Write out each entry again. Keep every word exactly as it is.

---- Extracted material

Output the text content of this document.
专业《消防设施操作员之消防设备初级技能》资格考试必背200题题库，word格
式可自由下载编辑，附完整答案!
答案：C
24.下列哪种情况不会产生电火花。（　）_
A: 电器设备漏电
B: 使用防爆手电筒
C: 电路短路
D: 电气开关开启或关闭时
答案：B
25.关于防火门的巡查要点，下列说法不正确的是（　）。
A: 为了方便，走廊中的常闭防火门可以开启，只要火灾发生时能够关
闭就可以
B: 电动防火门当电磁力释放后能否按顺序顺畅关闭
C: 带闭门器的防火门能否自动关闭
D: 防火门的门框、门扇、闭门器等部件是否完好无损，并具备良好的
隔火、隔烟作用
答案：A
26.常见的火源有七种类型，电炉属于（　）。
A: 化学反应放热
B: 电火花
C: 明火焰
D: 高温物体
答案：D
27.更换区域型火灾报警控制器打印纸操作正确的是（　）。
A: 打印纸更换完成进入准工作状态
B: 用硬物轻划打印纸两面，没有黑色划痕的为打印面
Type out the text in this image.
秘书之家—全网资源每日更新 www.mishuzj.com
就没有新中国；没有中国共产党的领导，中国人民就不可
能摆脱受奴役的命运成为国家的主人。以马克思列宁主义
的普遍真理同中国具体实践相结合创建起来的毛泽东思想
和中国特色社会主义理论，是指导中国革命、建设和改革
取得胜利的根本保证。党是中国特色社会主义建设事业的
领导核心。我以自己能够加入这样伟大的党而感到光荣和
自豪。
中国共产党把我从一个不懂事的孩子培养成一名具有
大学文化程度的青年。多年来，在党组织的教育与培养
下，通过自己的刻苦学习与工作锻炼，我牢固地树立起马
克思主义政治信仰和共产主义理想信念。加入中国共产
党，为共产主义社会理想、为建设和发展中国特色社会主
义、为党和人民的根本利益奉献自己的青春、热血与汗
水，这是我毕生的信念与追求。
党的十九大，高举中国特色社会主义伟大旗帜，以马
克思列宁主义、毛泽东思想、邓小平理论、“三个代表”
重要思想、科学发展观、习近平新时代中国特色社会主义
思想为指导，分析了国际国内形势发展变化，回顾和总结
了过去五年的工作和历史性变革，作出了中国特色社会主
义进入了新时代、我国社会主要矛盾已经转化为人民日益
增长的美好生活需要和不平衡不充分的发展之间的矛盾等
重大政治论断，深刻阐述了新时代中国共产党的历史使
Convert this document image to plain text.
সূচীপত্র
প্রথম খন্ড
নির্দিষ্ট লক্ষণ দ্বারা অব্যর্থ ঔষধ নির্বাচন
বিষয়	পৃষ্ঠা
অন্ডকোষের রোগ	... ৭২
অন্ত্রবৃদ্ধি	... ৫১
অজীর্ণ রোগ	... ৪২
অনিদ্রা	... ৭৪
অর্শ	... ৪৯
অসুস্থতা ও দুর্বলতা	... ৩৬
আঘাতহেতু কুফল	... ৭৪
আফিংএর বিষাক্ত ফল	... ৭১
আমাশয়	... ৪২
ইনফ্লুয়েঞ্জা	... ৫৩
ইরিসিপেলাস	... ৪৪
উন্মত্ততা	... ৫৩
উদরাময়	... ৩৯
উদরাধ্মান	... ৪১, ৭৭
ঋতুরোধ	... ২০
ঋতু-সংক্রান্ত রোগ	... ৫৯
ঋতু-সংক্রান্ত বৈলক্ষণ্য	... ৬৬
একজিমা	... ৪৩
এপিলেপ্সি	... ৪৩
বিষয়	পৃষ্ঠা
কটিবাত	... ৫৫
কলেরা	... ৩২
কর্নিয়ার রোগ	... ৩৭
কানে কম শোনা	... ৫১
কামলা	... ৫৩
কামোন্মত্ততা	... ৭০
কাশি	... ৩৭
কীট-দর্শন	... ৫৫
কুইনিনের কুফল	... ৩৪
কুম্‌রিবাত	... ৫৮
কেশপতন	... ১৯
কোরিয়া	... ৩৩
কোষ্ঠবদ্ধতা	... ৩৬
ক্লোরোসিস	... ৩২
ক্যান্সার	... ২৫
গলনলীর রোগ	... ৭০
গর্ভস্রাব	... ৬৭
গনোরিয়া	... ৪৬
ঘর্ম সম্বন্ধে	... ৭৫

--------

Task result →
Output the text content of this document.
专业《消防设施操作员之消防设备初级技能》资格考试必背200题题库，word格
式可自由下载编辑，附完整答案!
答案：C
24.下列哪种情况不会产生电火花。（　）_
A: 电器设备漏电
B: 使用防爆手电筒
C: 电路短路
D: 电气开关开启或关闭时
答案：B
25.关于防火门的巡查要点，下列说法不正确的是（　）。
A: 为了方便，走廊中的常闭防火门可以开启，只要火灾发生时能够关
闭就可以
B: 电动防火门当电磁力释放后能否按顺序顺畅关闭
C: 带闭门器的防火门能否自动关闭
D: 防火门的门框、门扇、闭门器等部件是否完好无损，并具备良好的
隔火、隔烟作用
答案：A
26.常见的火源有七种类型，电炉属于（　）。
A: 化学反应放热
B: 电火花
C: 明火焰
D: 高温物体
答案：D
27.更换区域型火灾报警控制器打印纸操作正确的是（　）。
A: 打印纸更换完成进入准工作状态
B: 用硬物轻划打印纸两面，没有黑色划痕的为打印面
Type out the text in this image.
秘书之家—全网资源每日更新 www.mishuzj.com
就没有新中国；没有中国共产党的领导，中国人民就不可
能摆脱受奴役的命运成为国家的主人。以马克思列宁主义
的普遍真理同中国具体实践相结合创建起来的毛泽东思想
和中国特色社会主义理论，是指导中国革命、建设和改革
取得胜利的根本保证。党是中国特色社会主义建设事业的
领导核心。我以自己能够加入这样伟大的党而感到光荣和
自豪。
中国共产党把我从一个不懂事的孩子培养成一名具有
大学文化程度的青年。多年来，在党组织的教育与培养
下，通过自己的刻苦学习与工作锻炼，我牢固地树立起马
克思主义政治信仰和共产主义理想信念。加入中国共产
党，为共产主义社会理想、为建设和发展中国特色社会主
义、为党和人民的根本利益奉献自己的青春、热血与汗
水，这是我毕生的信念与追求。
党的十九大，高举中国特色社会主义伟大旗帜，以马
克思列宁主义、毛泽东思想、邓小平理论、“三个代表”
重要思想、科学发展观、习近平新时代中国特色社会主义
思想为指导，分析了国际国内形势发展变化，回顾和总结
了过去五年的工作和历史性变革，作出了中国特色社会主
义进入了新时代、我国社会主要矛盾已经转化为人民日益
增长的美好生活需要和不平衡不充分的发展之间的矛盾等
重大政治论断，深刻阐述了新时代中国共产党的历史使
Convert this document image to plain text.
সূচীপত্র
প্রথম খন্ড
নির্দিষ্ট লক্ষণ দ্বারা অব্যর্থ ঔষধ নির্বাচন
বিষয়	পৃষ্ঠা
অন্ডকোষের রোগ	... ৭২
অন্ত্রবৃদ্ধি	... ৫১
অজীর্ণ রোগ	... ৪২
অনিদ্রা	... ৭৪
অর্শ	... ৪৯
অসুস্থতা ও দুর্বলতা	... ৩৬
আঘাতহেতু কুফল	... ৭৪
আফিংএর বিষাক্ত ফল	... ৭১
আমাশয়	... ৪২
ইনফ্লুয়েঞ্জা	... ৫৩
ইরিসিপেলাস	... ৪৪
উন্মত্ততা	... ৫৩
উদরাময়	... ৩৯
উদরাধ্মান	... ৪১, ৭৭
ঋতুরোধ	... ২০
ঋতু-সংক্রান্ত রোগ	... ৫৯
ঋতু-সংক্রান্ত বৈলক্ষণ্য	... ৬৬
একজিমা	... ৪৩
এপিলেপ্সি	... ৪৩
বিষয়	পৃষ্ঠা
কটিবাত	... ৫৫
কলেরা	... ৩২
কর্নিয়ার রোগ	... ৩৭
কানে কম শোনা	... ৫১
কামলা	... ৫৩
কামোন্মত্ততা	... ৭০
কাশি	... ৩৭
কীট-দর্শন	... ৫৫
কুইনিনের কুফল	... ৩৪
কুম্‌রিবাত	... ৫৮
কেশপতন	... ১৯
কোরিয়া	... ৩৩
কোষ্ঠবদ্ধতা	... ৩৬
ক্লোরোসিস	... ৩২
ক্যান্সার	... ২৫
গলনলীর রোগ	... ৭০
গর্ভস্রাব	... ৬৭
গনোরিয়া	... ৪৬
ঘর্ম সম্বন্ধে	... ৭৫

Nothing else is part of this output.